§ EXERCISE DESCRIPTION: Each entry below must be repeated exactly, with pictures left out.

[Stored data]
########################################

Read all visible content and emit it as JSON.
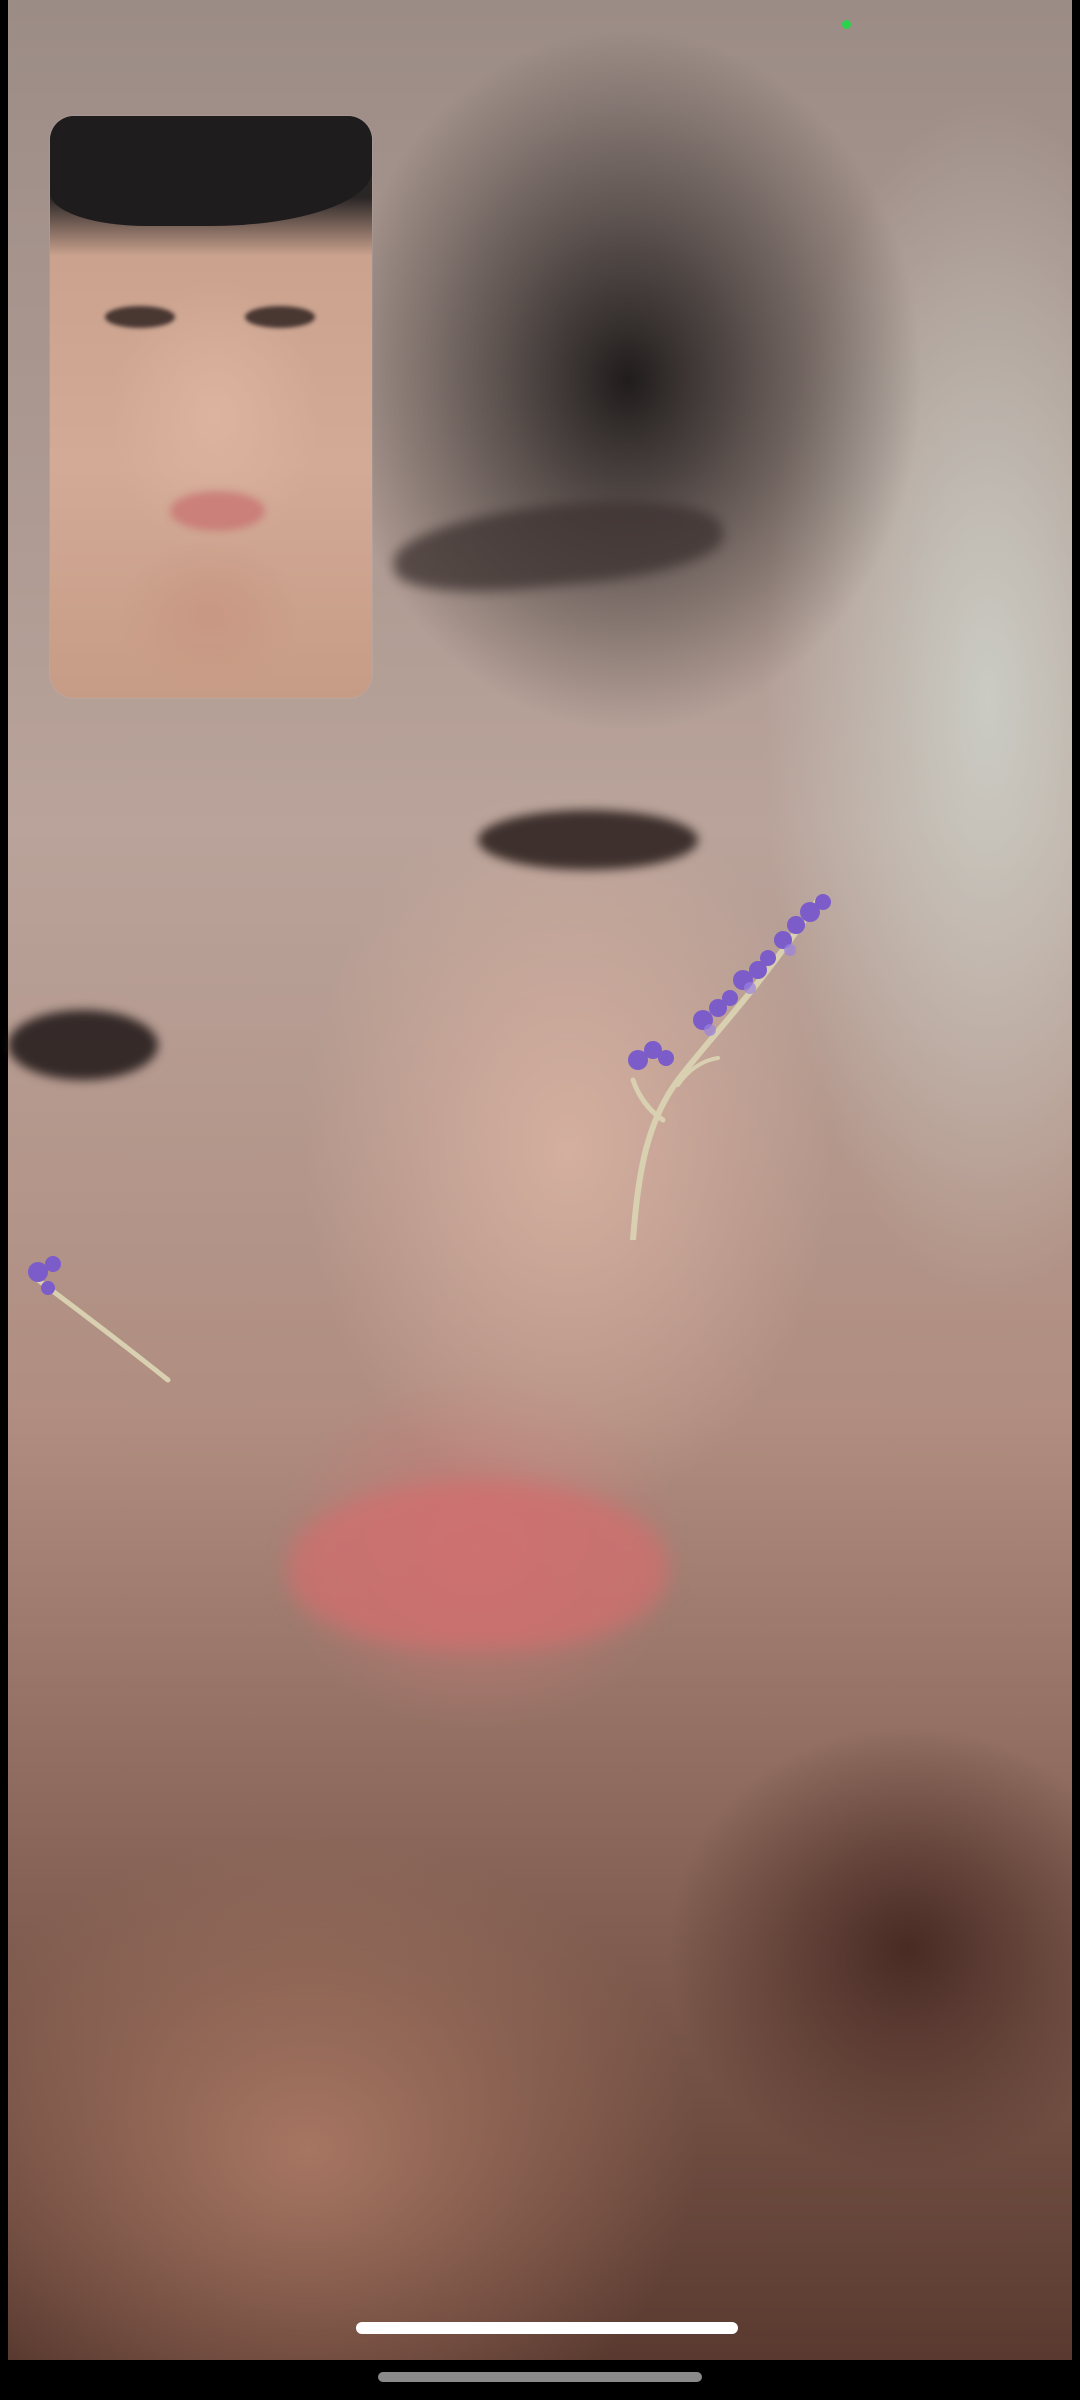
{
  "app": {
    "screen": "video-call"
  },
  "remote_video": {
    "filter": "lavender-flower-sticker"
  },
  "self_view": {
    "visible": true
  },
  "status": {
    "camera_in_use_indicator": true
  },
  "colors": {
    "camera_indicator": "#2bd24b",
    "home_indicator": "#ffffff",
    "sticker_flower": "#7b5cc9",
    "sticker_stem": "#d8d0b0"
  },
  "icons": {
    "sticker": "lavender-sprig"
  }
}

########################################

§ SOLUTION TO THIS EXERCISE:
Read all visible content and emit it as JSON.
{
  "app": {
    "screen": "video-call"
  },
  "remote_video": {
    "filter": "lavender-flower-sticker"
  },
  "self_view": {
    "visible": true
  },
  "status": {
    "camera_in_use_indicator": true
  },
  "colors": {
    "camera_indicator": "#2bd24b",
    "home_indicator": "#ffffff",
    "sticker_flower": "#7b5cc9",
    "sticker_stem": "#d8d0b0"
  },
  "icons": {
    "sticker": "lavender-sprig"
  }
}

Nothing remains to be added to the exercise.